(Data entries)
• • • •
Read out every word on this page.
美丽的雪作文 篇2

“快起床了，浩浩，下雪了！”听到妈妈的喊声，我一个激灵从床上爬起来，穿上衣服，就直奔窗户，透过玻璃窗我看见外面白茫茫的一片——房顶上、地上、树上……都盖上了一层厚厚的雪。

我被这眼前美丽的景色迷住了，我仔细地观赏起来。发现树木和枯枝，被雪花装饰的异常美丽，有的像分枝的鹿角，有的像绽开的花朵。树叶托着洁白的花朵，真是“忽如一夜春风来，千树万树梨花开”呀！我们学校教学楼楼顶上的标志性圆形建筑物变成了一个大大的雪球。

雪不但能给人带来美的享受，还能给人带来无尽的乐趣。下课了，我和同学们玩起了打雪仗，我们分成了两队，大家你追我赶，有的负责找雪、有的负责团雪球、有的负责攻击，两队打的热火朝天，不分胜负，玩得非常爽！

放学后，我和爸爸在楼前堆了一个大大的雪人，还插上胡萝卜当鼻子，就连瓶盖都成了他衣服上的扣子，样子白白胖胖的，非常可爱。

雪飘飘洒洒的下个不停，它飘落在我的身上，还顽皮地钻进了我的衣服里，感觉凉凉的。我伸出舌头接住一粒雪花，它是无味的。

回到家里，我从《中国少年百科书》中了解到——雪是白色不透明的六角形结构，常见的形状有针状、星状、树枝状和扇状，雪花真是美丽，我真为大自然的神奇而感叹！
• • • •
#### Request
Return each line of the records above exactly as it reads.

#### Solution for this problem
Read out every word on this page.
美丽的雪作文 篇2

“快起床了，浩浩，下雪了！”听到妈妈的喊声，我一个激灵从床上爬起来，穿上衣服，就直奔窗户，透过玻璃窗我看见外面白茫茫的一片——房顶上、地上、树上……都盖上了一层厚厚的雪。

我被这眼前美丽的景色迷住了，我仔细地观赏起来。发现树木和枯枝，被雪花装饰的异常美丽，有的像分枝的鹿角，有的像绽开的花朵。树叶托着洁白的花朵，真是“忽如一夜春风来，千树万树梨花开”呀！我们学校教学楼楼顶上的标志性圆形建筑物变成了一个大大的雪球。

雪不但能给人带来美的享受，还能给人带来无尽的乐趣。下课了，我和同学们玩起了打雪仗，我们分成了两队，大家你追我赶，有的负责找雪、有的负责团雪球、有的负责攻击，两队打的热火朝天，不分胜负，玩得非常爽！

放学后，我和爸爸在楼前堆了一个大大的雪人，还插上胡萝卜当鼻子，就连瓶盖都成了他衣服上的扣子，样子白白胖胖的，非常可爱。

雪飘飘洒洒的下个不停，它飘落在我的身上，还顽皮地钻进了我的衣服里，感觉凉凉的。我伸出舌头接住一粒雪花，它是无味的。

回到家里，我从《中国少年百科书》中了解到——雪是白色不透明的六角形结构，常见的形状有针状、星状、树枝状和扇状，雪花真是美丽，我真为大自然的神奇而感叹！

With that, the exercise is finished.